**DATA SHOWN**
# # # # # # #
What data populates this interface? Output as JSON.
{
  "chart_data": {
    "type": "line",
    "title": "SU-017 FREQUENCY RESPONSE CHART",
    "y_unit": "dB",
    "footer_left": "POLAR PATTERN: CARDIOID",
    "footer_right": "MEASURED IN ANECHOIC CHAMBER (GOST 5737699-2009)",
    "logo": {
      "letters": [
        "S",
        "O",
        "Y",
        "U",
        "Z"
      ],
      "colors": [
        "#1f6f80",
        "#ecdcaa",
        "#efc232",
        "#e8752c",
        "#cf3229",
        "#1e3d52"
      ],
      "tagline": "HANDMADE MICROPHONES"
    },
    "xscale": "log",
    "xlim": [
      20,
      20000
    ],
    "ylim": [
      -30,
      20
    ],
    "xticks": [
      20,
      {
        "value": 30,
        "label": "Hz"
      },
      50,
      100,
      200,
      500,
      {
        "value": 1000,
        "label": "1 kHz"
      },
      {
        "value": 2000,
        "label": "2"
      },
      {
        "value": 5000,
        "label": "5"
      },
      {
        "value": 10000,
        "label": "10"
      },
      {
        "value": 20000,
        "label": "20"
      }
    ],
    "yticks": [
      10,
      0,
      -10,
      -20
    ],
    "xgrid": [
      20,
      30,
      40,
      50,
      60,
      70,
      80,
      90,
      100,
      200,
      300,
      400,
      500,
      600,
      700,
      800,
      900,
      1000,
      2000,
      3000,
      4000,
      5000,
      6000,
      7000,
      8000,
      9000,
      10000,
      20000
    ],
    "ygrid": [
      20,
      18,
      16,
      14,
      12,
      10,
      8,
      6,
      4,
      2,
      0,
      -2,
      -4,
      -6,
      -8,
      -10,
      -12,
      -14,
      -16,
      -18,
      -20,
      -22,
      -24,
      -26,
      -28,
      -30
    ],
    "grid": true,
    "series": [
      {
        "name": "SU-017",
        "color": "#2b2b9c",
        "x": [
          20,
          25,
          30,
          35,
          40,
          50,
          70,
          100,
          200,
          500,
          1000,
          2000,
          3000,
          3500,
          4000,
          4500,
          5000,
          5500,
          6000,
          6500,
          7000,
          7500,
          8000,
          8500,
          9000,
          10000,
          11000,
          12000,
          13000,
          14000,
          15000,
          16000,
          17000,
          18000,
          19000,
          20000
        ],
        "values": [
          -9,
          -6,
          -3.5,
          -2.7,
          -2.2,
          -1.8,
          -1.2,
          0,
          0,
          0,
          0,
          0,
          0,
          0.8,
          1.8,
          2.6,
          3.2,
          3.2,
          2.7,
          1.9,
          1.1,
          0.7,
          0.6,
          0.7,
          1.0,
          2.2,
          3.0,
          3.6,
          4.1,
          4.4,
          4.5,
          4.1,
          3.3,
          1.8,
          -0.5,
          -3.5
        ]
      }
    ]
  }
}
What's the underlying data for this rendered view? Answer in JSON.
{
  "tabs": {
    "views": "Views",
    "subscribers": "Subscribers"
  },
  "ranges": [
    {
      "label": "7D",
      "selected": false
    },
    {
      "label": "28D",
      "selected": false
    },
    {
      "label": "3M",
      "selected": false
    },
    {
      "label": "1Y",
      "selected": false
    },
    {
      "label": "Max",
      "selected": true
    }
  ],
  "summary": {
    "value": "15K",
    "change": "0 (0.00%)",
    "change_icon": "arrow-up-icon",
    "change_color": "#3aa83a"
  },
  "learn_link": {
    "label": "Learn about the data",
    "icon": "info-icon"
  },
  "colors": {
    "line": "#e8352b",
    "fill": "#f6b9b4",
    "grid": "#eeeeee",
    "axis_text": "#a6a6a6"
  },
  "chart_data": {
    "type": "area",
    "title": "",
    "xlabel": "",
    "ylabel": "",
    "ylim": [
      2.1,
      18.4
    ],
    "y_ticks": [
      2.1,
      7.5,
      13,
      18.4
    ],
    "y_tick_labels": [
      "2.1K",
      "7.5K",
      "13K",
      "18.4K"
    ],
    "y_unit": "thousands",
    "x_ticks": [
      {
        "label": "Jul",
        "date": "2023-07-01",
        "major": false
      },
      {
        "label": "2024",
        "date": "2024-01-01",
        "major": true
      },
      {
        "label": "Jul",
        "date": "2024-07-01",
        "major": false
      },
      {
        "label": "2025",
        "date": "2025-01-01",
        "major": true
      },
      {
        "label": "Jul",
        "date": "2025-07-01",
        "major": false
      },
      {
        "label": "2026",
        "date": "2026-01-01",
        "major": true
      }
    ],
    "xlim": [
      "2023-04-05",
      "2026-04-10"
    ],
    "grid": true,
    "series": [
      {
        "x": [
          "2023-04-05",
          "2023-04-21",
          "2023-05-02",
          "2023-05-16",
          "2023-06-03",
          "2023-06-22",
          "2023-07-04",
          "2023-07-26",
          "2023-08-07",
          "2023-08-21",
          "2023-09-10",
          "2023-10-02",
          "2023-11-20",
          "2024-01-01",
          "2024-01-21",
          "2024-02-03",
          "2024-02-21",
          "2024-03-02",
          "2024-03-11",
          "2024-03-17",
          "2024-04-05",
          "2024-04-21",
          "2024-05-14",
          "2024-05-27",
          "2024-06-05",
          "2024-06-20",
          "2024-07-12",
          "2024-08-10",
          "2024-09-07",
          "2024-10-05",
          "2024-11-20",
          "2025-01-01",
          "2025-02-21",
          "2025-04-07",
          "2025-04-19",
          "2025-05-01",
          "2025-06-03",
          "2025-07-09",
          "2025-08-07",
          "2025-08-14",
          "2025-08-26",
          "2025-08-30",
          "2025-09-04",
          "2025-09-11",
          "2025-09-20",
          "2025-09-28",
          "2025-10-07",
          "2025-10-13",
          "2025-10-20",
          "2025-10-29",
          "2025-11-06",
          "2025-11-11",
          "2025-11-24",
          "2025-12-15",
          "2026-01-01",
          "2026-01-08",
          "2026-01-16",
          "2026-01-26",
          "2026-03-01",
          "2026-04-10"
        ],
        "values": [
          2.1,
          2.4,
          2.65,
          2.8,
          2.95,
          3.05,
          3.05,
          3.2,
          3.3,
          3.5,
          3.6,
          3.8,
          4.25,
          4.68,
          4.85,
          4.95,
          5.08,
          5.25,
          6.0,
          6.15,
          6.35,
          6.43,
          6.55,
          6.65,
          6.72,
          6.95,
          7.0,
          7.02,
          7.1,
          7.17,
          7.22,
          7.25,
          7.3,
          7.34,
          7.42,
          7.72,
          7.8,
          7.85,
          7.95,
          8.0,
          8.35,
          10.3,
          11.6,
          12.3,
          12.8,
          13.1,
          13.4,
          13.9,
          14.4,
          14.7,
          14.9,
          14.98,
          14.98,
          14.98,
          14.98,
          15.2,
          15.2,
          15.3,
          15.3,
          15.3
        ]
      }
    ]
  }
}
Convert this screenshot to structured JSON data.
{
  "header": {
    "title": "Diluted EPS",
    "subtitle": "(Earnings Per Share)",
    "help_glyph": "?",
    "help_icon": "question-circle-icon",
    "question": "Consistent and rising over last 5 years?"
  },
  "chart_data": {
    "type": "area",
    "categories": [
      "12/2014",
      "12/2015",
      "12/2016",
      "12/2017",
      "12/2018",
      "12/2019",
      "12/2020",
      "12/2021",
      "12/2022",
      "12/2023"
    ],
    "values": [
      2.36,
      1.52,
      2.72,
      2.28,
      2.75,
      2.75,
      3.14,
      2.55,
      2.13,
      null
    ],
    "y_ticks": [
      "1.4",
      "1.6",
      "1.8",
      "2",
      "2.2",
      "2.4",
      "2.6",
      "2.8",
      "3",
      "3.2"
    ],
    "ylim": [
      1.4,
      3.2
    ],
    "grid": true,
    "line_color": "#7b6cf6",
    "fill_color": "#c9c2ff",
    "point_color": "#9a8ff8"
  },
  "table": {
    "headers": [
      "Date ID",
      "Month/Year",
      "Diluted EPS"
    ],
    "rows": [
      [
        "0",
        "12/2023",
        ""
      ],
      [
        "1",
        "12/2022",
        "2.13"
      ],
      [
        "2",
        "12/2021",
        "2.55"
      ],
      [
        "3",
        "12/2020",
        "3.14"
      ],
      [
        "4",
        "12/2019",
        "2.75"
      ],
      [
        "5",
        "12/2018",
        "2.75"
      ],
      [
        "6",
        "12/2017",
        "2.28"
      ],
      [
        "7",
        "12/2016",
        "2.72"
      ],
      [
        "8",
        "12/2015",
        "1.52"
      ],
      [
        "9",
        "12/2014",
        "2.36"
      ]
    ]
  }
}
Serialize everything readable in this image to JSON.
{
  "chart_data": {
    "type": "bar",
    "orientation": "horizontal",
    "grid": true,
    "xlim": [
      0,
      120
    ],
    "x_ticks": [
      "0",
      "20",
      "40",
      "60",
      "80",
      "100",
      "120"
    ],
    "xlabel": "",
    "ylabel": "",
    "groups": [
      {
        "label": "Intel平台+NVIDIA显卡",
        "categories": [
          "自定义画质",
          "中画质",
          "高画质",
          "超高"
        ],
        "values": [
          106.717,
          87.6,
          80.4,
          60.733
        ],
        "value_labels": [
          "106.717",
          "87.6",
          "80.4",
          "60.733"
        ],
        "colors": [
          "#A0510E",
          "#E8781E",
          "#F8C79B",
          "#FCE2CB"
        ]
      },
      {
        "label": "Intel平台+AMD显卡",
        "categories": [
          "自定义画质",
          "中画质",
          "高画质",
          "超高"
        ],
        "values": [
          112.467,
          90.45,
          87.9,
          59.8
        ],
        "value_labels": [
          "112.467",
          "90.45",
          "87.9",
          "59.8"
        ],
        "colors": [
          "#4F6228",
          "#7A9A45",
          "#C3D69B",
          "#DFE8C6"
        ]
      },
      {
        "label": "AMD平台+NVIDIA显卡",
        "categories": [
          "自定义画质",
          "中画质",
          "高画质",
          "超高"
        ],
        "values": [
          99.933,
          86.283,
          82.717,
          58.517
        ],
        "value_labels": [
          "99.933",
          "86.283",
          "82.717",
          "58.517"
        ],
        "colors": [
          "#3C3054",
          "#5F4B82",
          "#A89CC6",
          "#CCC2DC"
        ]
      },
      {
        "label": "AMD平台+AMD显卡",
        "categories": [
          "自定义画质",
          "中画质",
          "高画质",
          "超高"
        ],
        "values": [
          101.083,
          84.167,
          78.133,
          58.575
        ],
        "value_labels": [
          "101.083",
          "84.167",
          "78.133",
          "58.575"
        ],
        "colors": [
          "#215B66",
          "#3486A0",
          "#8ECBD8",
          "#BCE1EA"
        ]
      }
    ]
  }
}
# # # # # # #
**WORK TO COMPLETE**
Give the count of lines holding the word "What" and nothing more.

**FULL RESPONSE**
2